● Required work
Write out every line of the material as it stands, apart from the pictures.

● Given data
|---|

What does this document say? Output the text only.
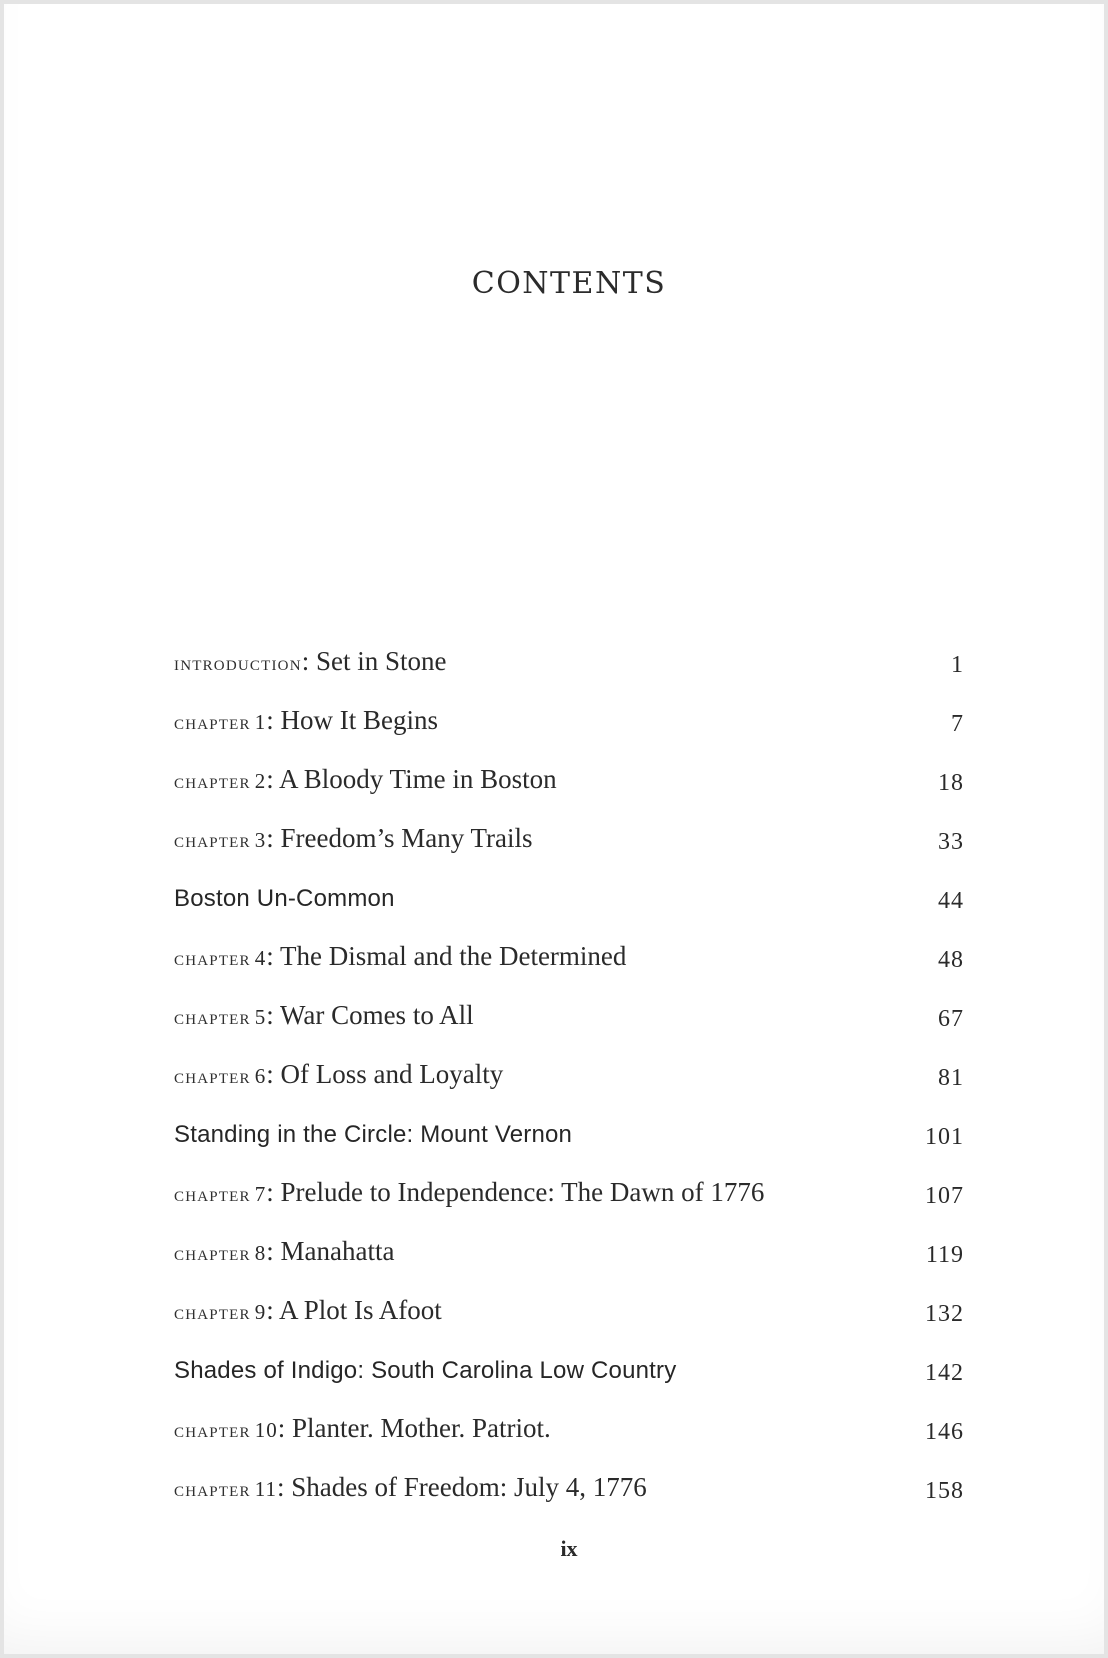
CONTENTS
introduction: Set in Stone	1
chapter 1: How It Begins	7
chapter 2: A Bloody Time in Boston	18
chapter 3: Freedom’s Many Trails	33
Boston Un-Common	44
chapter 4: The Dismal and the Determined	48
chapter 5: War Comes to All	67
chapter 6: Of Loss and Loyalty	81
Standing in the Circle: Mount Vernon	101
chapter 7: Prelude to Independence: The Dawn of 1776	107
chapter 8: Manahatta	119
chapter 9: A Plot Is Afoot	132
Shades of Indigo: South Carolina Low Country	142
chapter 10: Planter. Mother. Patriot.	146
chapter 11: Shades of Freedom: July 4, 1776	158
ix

|---|

● Problem solution
What does this document say? Output the text only.
CONTENTS
introduction: Set in Stone	1
chapter 1: How It Begins	7
chapter 2: A Bloody Time in Boston	18
chapter 3: Freedom’s Many Trails	33
Boston Un-Common	44
chapter 4: The Dismal and the Determined	48
chapter 5: War Comes to All	67
chapter 6: Of Loss and Loyalty	81
Standing in the Circle: Mount Vernon	101
chapter 7: Prelude to Independence: The Dawn of 1776	107
chapter 8: Manahatta	119
chapter 9: A Plot Is Afoot	132
Shades of Indigo: South Carolina Low Country	142
chapter 10: Planter. Mother. Patriot.	146
chapter 11: Shades of Freedom: July 4, 1776	158
ix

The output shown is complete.